[BEGIN Data to process]

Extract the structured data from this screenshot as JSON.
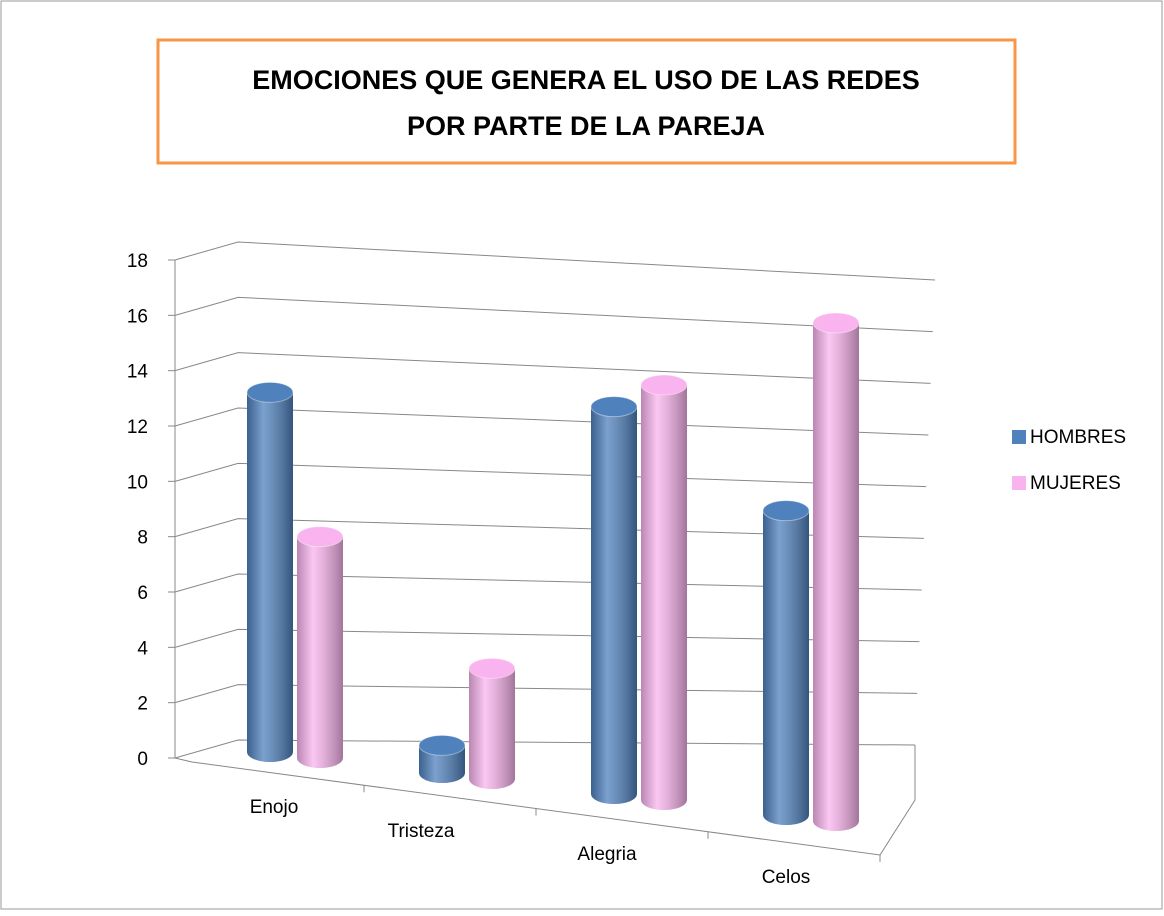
{
  "chart_data": {
    "type": "bar3d",
    "title_lines": [
      "EMOCIONES QUE GENERA EL USO DE LAS REDES",
      "POR PARTE DE LA PAREJA"
    ],
    "categories": [
      "Enojo",
      "Tristeza",
      "Alegria",
      "Celos"
    ],
    "series": [
      {
        "name": "HOMBRES",
        "color": "#4f81bd",
        "values": [
          13,
          1,
          14,
          11
        ]
      },
      {
        "name": "MUJERES",
        "color": "#f9b3ee",
        "values": [
          8,
          4,
          15,
          18
        ]
      }
    ],
    "ylim": [
      0,
      18
    ],
    "yticks": [
      0,
      2,
      4,
      6,
      8,
      10,
      12,
      14,
      16,
      18
    ],
    "grid": true,
    "legend": "right"
  }
}
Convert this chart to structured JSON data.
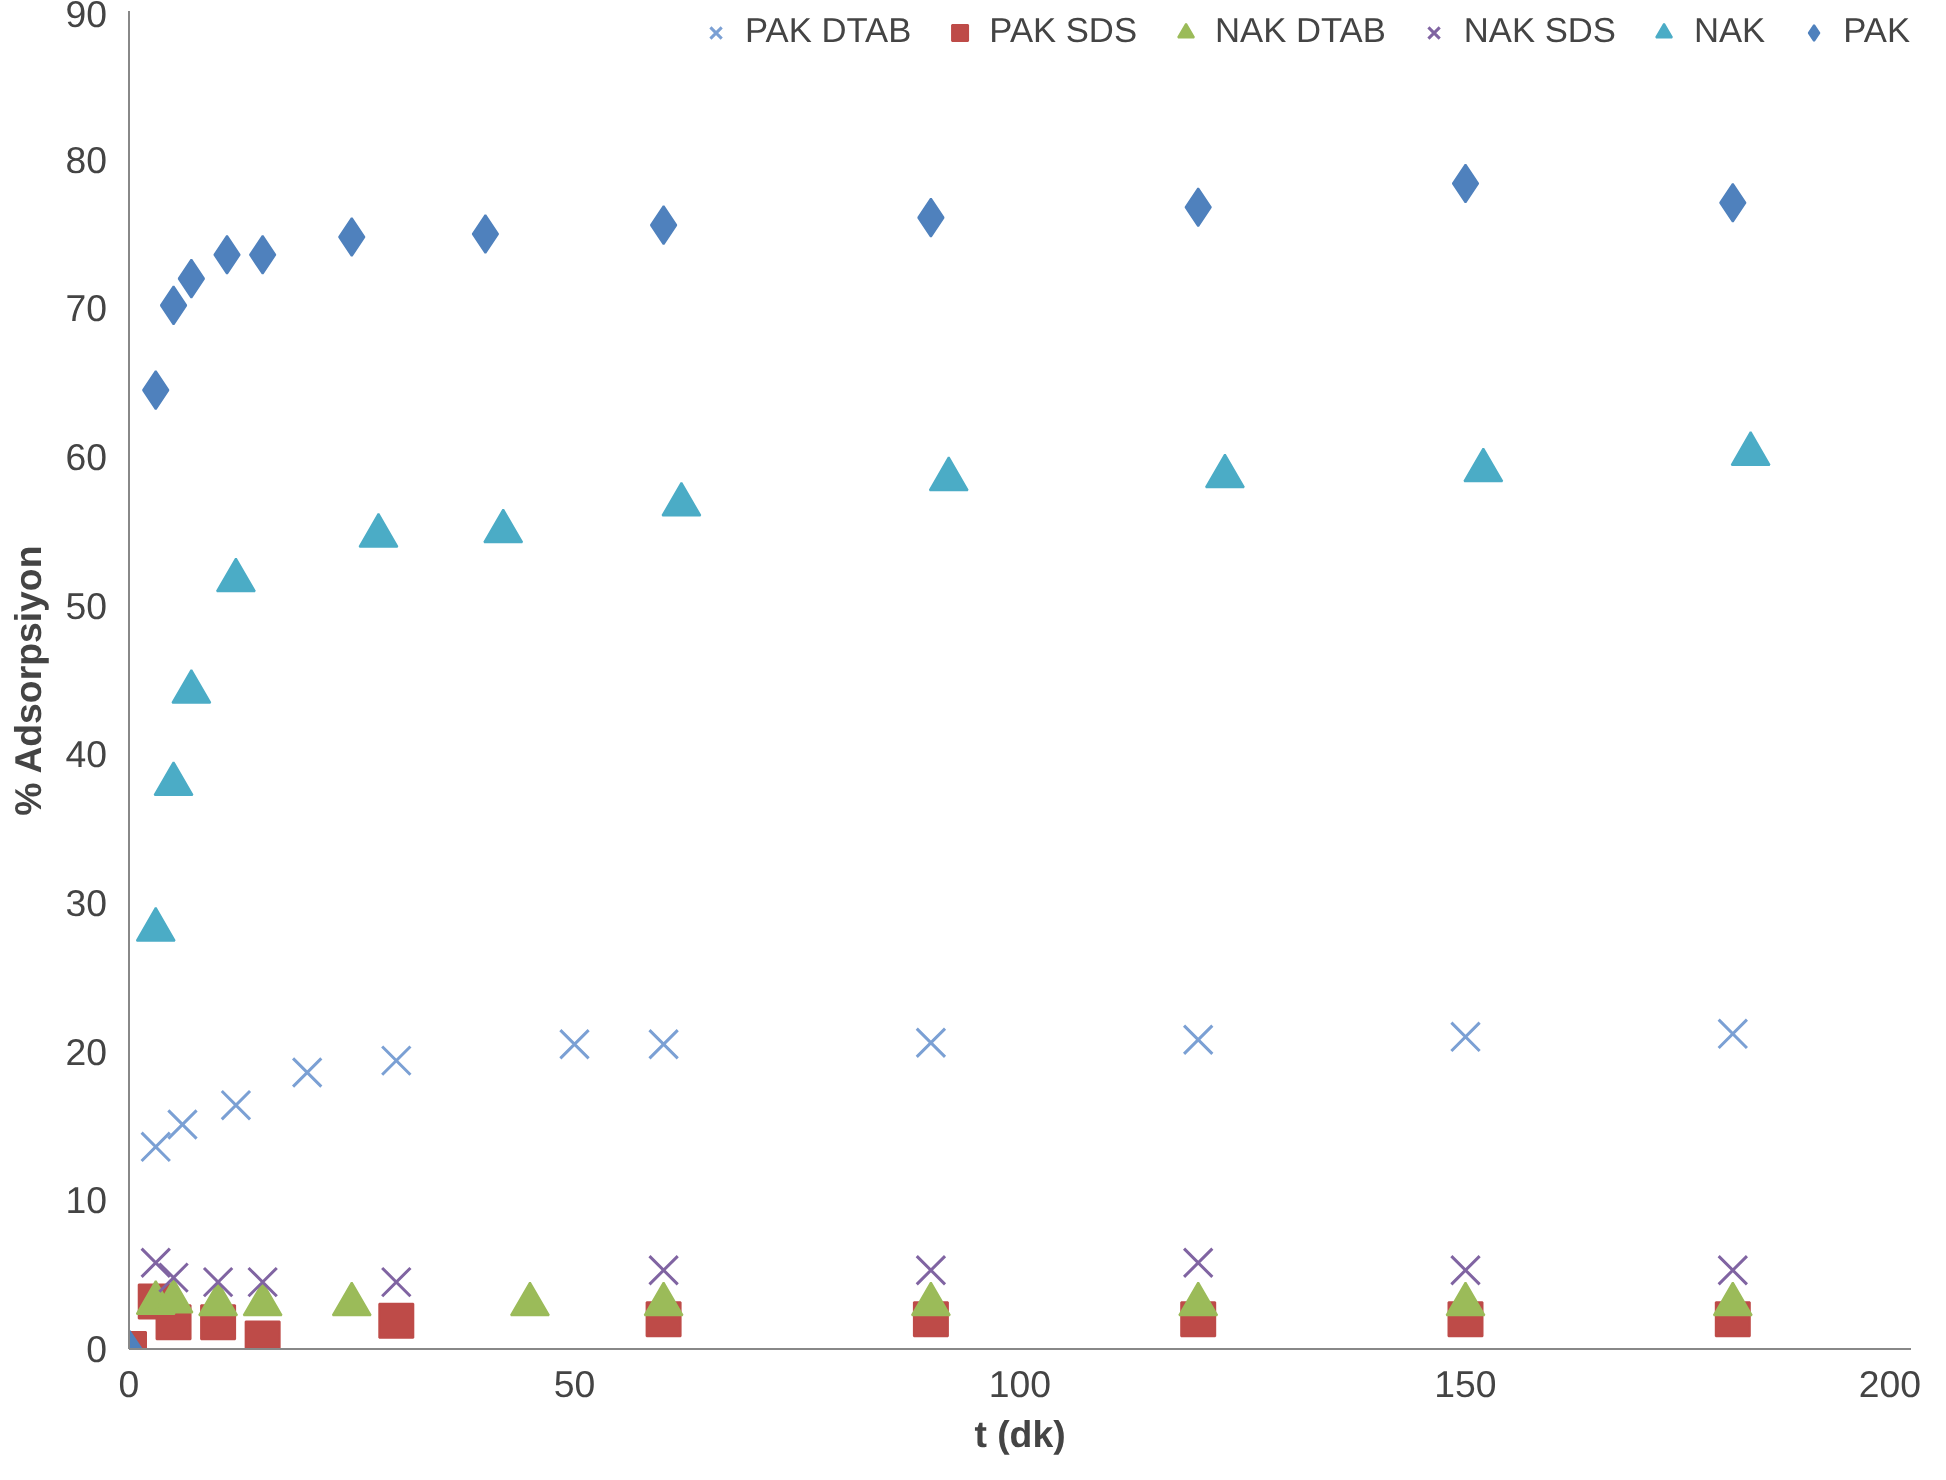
{
  "chart_data": {
    "type": "scatter",
    "xlabel": "t (dk)",
    "ylabel": "% Adsorpsiyon",
    "xlim": [
      0,
      200
    ],
    "ylim": [
      0,
      90
    ],
    "xticks": [
      0,
      50,
      100,
      150,
      200
    ],
    "yticks": [
      0,
      10,
      20,
      30,
      40,
      50,
      60,
      70,
      80,
      90
    ],
    "grid": false,
    "legend": "top",
    "series": [
      {
        "name": "PAK DTAB",
        "color": "#7ba0d4",
        "marker": "cross",
        "x": [
          3,
          6,
          12,
          20,
          30,
          50,
          60,
          90,
          120,
          150,
          180
        ],
        "values": [
          13.6,
          15.1,
          16.4,
          18.6,
          19.4,
          20.5,
          20.5,
          20.6,
          20.8,
          21.0,
          21.2
        ]
      },
      {
        "name": "PAK SDS",
        "color": "#be4b48",
        "marker": "square",
        "x": [
          0,
          3,
          5,
          10,
          15,
          30,
          60,
          90,
          120,
          150,
          180
        ],
        "values": [
          0,
          3.2,
          1.8,
          1.8,
          0.7,
          1.9,
          2.0,
          2.0,
          2.0,
          2.0,
          2.0
        ]
      },
      {
        "name": "NAK DTAB",
        "color": "#9bbb59",
        "marker": "triangle",
        "x": [
          3,
          5,
          10,
          15,
          25,
          45,
          60,
          90,
          120,
          150,
          180
        ],
        "values": [
          3.1,
          3.2,
          3.0,
          3.0,
          3.0,
          3.0,
          3.0,
          3.0,
          3.0,
          3.0,
          3.0
        ]
      },
      {
        "name": "NAK SDS",
        "color": "#8064a2",
        "marker": "cross",
        "x": [
          3,
          5,
          10,
          15,
          30,
          60,
          90,
          120,
          150,
          180
        ],
        "values": [
          5.8,
          4.8,
          4.5,
          4.5,
          4.5,
          5.3,
          5.3,
          5.8,
          5.3,
          5.3
        ]
      },
      {
        "name": "NAK",
        "color": "#4bacc6",
        "marker": "triangle",
        "x": [
          3,
          5,
          7,
          12,
          28,
          42,
          62,
          92,
          123,
          152,
          182
        ],
        "values": [
          28.2,
          38,
          44.2,
          51.7,
          54.7,
          55,
          56.8,
          58.5,
          58.7,
          59.1,
          60.2
        ]
      },
      {
        "name": "PAK",
        "color": "#4f81bd",
        "marker": "diamond",
        "x": [
          0,
          3,
          5,
          7,
          11,
          15,
          25,
          40,
          60,
          90,
          120,
          150,
          180
        ],
        "values": [
          0,
          64.5,
          70.2,
          72,
          73.6,
          73.6,
          74.8,
          75,
          75.6,
          76.1,
          76.8,
          78.4,
          77.1
        ]
      }
    ]
  }
}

[END Data to process]

Objective. Using the listing above, pull out all lines that hold the word "structured".

In response.
Extract the structured data from this screenshot as JSON.
Convert this chart to structured JSON data.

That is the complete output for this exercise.